What this task involves:
Find and copy every line in the records that includes the string "name".

— start Working data —

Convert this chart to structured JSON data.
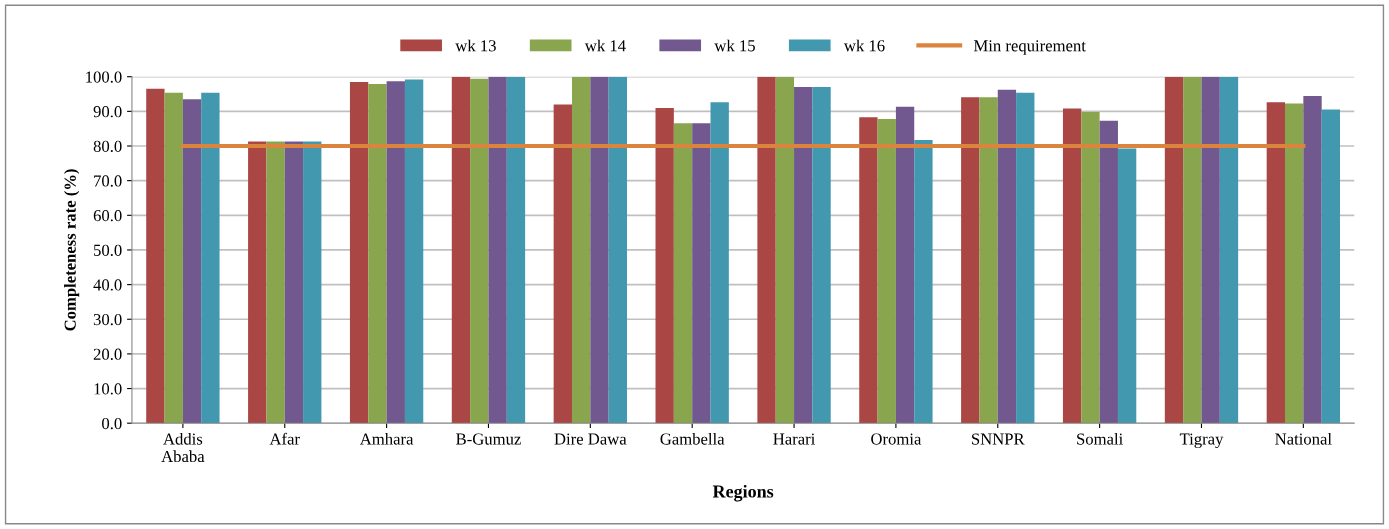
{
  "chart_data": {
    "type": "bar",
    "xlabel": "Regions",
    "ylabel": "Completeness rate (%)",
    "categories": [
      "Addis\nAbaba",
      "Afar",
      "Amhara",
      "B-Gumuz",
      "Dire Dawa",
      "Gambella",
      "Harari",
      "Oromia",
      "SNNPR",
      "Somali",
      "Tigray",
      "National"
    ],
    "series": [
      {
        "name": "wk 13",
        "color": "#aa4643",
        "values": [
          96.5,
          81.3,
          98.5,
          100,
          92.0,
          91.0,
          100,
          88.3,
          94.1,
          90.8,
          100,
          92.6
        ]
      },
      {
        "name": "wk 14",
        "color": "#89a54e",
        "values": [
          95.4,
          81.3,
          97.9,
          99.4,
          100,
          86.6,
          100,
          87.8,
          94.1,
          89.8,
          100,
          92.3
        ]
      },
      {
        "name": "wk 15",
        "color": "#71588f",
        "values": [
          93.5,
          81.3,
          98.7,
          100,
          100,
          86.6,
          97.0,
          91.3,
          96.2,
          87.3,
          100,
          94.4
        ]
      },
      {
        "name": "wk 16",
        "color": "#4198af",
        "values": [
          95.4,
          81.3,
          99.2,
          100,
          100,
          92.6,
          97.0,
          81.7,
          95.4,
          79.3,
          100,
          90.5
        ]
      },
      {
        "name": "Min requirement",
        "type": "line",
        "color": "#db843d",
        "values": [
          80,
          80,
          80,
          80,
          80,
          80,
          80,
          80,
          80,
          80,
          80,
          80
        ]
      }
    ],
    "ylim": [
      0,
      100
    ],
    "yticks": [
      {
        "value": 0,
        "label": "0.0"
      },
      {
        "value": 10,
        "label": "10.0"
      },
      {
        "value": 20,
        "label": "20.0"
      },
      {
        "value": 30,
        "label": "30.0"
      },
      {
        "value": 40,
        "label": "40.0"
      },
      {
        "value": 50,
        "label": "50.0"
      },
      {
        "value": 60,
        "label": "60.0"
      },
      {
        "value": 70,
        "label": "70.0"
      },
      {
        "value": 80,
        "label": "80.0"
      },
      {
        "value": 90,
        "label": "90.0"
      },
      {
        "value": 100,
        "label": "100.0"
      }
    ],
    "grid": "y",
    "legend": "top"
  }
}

— end Working data —
— start Working data —

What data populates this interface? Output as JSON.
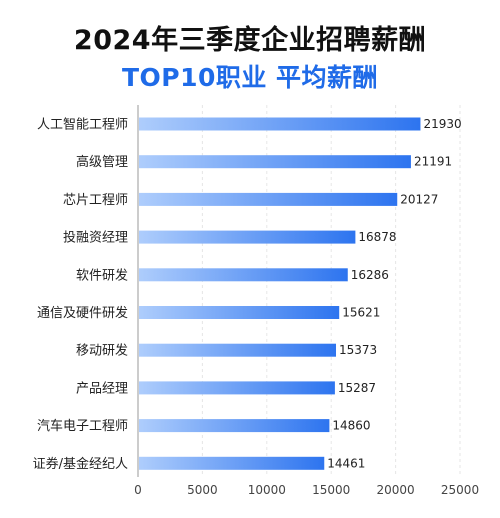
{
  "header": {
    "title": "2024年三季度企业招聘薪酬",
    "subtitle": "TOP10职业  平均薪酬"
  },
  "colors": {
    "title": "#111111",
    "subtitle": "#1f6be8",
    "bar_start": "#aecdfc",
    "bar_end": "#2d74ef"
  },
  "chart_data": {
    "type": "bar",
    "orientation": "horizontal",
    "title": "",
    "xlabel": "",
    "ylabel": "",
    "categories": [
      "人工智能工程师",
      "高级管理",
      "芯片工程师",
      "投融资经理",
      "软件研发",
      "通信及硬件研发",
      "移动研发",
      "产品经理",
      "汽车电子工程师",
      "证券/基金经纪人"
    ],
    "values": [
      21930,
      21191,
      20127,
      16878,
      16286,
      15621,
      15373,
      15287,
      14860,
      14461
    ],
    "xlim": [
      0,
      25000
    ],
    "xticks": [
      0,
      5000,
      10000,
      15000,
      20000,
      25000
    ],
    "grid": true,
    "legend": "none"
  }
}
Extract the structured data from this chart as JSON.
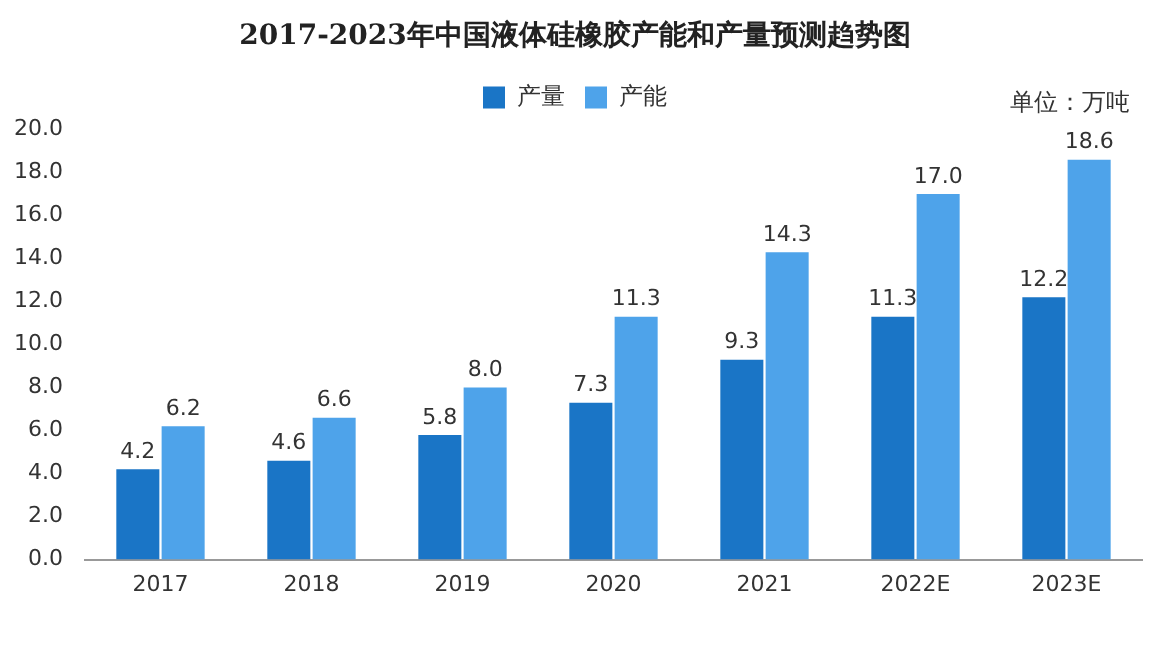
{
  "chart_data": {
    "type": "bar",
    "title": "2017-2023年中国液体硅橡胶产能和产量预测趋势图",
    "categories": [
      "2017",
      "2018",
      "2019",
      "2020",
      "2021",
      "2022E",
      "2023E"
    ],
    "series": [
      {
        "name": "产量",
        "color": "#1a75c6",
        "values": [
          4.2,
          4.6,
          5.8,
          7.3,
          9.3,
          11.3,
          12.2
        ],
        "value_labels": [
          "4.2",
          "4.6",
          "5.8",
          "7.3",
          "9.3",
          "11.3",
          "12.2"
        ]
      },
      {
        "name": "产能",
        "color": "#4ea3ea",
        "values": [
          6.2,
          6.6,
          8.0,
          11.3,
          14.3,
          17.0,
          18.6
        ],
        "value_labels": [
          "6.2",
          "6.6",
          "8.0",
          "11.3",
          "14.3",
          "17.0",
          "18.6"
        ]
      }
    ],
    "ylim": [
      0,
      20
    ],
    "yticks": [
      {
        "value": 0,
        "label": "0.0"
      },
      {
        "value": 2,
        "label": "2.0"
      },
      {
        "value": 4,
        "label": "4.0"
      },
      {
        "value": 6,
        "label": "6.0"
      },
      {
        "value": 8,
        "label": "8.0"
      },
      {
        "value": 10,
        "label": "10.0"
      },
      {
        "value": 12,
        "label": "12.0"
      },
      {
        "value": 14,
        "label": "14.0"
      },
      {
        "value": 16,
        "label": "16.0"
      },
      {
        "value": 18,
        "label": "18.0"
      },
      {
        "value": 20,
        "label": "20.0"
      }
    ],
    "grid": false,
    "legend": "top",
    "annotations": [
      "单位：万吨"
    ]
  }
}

— end Working data —

The solution:
        "name": "wk 13",
        "name": "wk 14",
        "name": "wk 15",
        "name": "wk 16",
        "name": "Min requirement",
        "name": "产量",
        "name": "产能",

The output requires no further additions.